## WHAT IS ASKED
Work through the data below and give the number of lines holding "axis", nothing more.

(Lines of data)
═══
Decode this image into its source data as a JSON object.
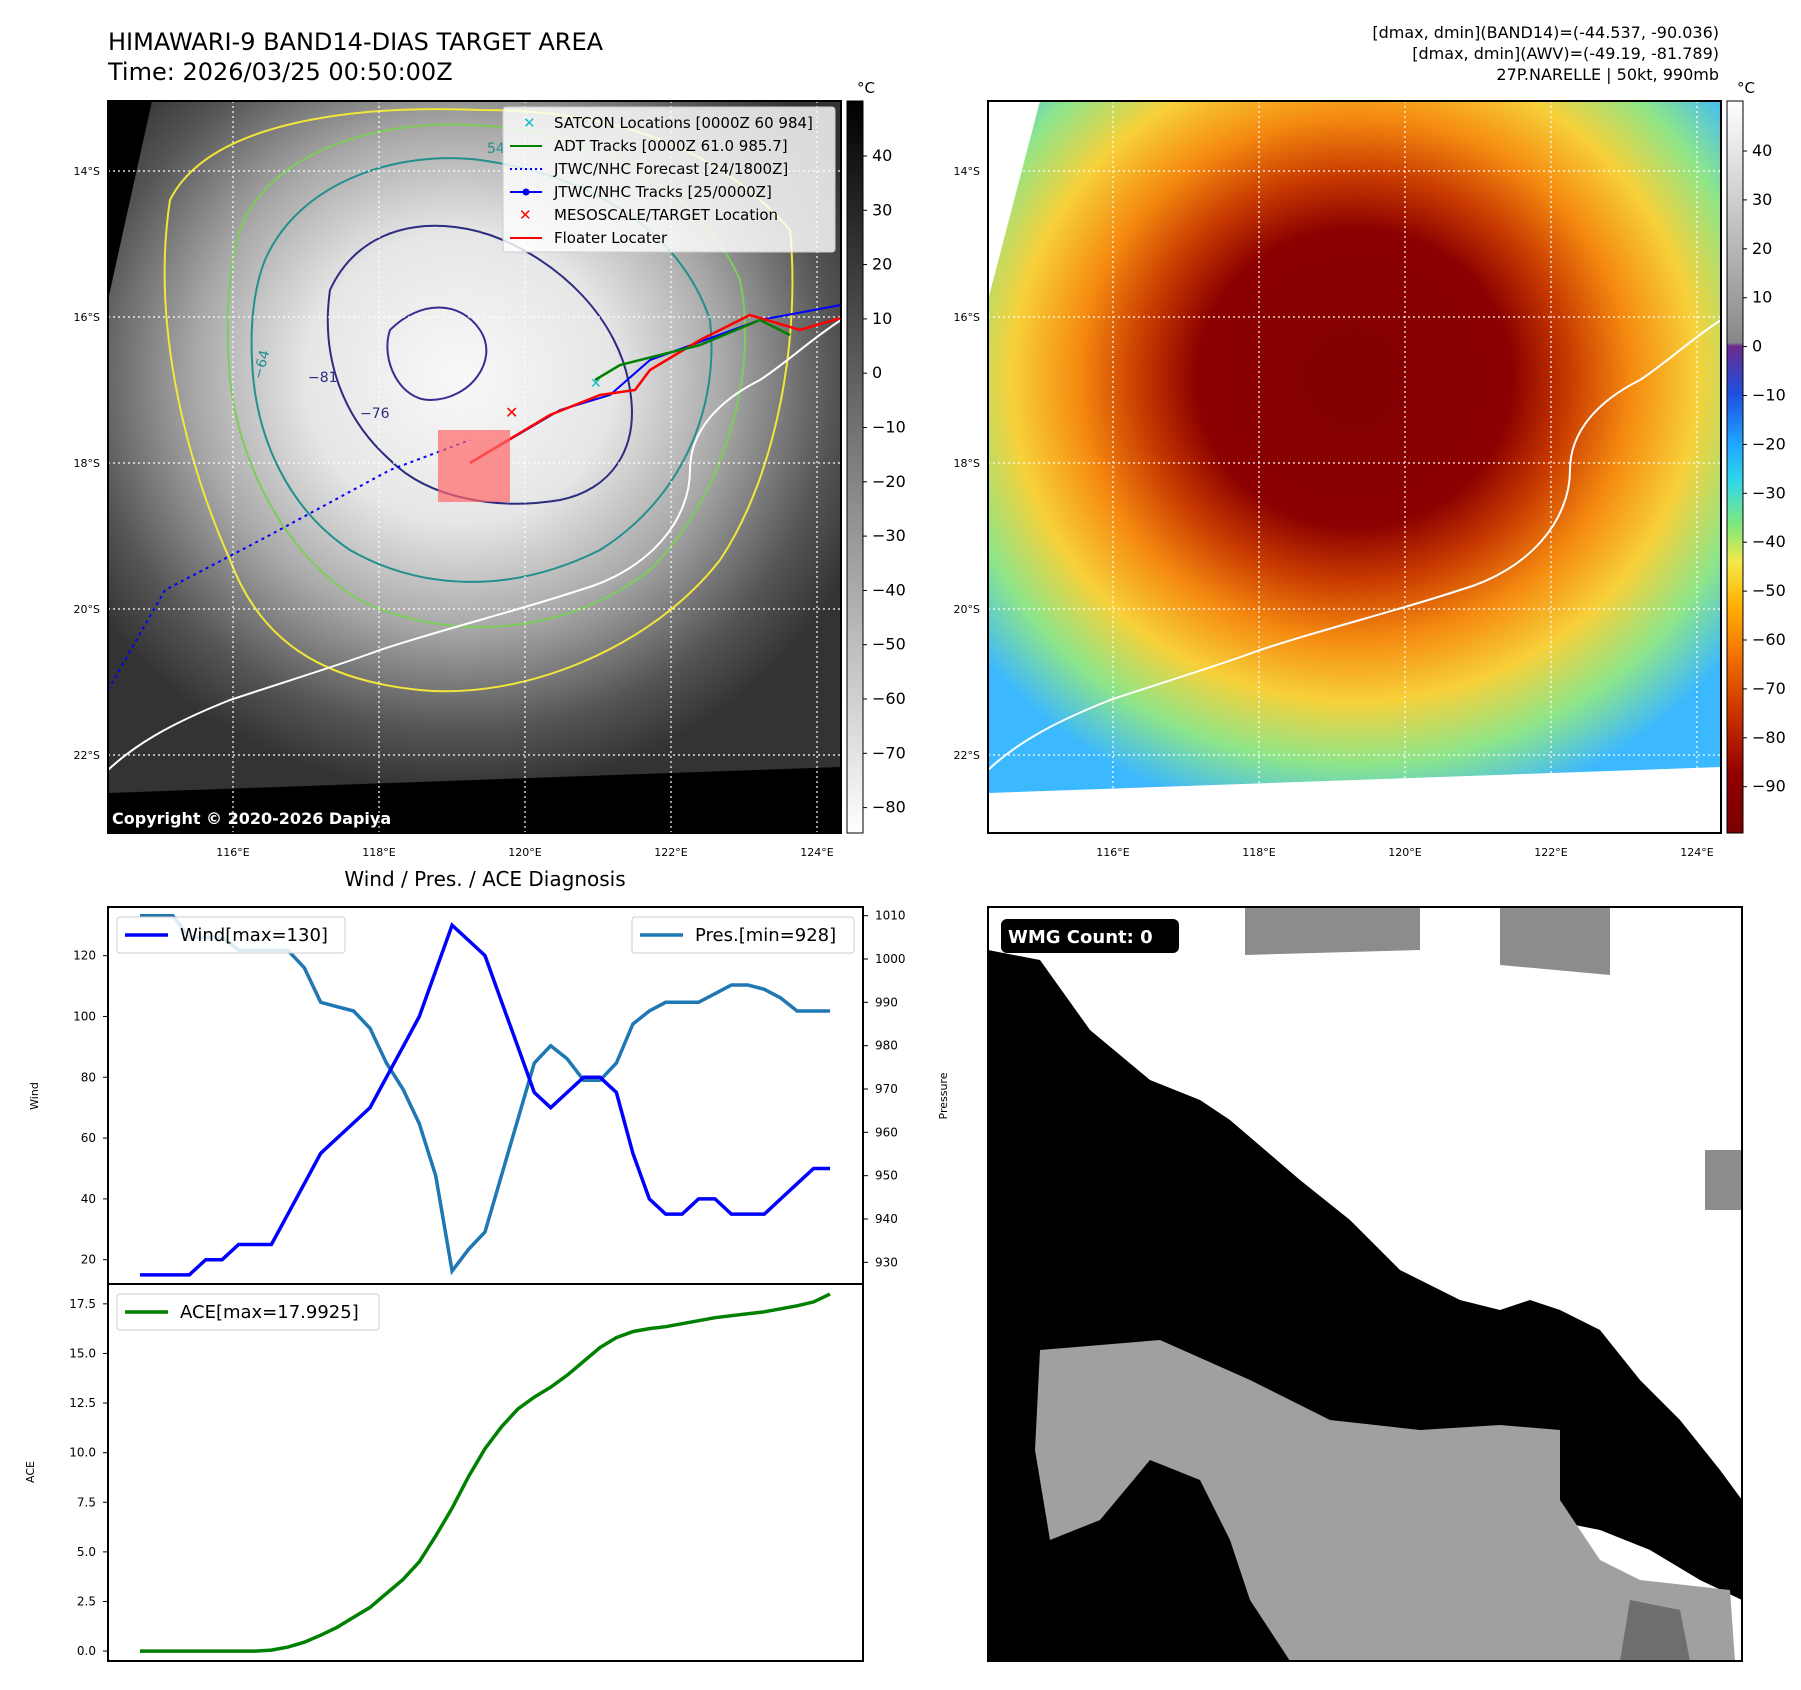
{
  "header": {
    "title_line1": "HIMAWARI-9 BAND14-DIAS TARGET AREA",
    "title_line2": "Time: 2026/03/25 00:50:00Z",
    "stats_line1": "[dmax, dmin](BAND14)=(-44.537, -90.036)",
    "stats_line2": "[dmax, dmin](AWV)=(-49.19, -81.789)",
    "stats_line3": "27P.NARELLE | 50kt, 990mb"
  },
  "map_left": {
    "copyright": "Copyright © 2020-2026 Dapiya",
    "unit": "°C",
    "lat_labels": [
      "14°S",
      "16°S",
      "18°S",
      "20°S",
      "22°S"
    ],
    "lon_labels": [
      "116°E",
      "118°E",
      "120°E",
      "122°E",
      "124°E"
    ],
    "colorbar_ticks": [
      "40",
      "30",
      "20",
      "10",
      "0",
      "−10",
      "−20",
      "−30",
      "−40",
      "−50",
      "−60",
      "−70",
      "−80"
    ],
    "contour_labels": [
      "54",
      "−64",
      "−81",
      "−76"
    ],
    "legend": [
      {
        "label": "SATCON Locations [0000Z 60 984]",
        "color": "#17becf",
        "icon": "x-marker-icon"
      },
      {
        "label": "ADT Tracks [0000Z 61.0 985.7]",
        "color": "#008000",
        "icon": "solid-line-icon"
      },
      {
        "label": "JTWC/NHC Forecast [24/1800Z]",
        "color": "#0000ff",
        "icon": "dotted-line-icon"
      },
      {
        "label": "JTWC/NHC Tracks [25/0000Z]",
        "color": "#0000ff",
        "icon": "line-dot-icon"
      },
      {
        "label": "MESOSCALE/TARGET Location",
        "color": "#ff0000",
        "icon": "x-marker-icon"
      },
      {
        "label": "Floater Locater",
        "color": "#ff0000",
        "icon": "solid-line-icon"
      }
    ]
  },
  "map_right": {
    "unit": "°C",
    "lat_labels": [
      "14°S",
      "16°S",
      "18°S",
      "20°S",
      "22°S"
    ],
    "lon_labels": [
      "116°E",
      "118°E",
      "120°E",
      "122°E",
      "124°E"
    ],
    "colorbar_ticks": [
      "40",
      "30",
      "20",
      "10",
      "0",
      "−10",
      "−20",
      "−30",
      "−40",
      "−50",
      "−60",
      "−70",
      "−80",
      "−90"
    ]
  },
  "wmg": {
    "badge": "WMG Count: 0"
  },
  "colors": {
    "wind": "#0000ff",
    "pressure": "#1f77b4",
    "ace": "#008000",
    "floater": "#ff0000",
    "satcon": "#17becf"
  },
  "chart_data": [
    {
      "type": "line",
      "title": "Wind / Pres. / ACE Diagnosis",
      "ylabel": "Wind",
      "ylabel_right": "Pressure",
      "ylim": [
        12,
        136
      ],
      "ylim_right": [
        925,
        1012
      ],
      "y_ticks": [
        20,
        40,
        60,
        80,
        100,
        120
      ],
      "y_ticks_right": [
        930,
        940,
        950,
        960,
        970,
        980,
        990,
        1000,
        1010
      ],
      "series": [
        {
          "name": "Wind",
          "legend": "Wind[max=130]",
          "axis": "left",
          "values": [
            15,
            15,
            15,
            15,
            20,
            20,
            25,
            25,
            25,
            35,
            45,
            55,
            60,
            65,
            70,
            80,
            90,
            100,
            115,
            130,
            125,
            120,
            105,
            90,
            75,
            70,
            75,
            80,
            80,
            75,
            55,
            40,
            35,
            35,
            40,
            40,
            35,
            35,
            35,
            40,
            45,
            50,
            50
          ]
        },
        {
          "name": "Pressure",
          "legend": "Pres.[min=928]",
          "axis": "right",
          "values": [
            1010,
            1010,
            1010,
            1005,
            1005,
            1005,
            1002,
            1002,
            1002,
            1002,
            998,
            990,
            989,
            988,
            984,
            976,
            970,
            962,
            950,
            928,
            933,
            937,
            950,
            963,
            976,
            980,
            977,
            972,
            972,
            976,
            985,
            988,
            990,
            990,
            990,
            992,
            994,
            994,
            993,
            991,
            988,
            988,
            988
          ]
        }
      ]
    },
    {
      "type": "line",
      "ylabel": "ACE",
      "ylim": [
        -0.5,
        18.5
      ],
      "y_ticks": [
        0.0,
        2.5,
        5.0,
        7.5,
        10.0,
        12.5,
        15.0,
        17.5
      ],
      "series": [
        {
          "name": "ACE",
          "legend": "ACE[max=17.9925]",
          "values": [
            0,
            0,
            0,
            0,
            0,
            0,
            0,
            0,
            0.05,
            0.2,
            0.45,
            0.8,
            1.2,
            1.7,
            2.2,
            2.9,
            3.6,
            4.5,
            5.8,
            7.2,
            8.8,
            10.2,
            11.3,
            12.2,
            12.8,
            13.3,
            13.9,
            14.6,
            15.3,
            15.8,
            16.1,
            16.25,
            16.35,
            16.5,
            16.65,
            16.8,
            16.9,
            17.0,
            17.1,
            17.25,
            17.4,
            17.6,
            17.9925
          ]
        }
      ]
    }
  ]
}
═══
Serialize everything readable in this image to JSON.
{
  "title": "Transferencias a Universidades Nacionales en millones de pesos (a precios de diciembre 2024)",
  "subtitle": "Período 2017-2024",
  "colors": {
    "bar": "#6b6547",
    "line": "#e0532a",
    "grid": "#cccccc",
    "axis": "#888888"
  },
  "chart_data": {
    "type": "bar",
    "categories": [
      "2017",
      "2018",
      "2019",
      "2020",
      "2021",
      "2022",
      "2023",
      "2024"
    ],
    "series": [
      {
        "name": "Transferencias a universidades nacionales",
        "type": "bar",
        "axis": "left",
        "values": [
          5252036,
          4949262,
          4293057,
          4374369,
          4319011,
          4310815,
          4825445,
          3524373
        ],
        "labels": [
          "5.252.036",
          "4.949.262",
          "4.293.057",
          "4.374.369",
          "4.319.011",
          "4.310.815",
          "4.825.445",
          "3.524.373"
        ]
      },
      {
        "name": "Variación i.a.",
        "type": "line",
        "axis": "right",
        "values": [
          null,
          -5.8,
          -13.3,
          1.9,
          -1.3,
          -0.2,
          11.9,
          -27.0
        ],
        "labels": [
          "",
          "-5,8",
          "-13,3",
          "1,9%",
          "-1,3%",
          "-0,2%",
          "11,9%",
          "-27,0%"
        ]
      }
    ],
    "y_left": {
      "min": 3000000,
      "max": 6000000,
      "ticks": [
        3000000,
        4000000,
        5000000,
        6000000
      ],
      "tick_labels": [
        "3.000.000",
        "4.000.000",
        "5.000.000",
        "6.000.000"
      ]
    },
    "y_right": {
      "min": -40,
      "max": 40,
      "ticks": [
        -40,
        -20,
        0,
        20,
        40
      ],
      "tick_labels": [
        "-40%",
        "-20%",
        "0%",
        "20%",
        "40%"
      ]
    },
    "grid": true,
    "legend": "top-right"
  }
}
═══
## OUTPUT FOR THIS TASK
5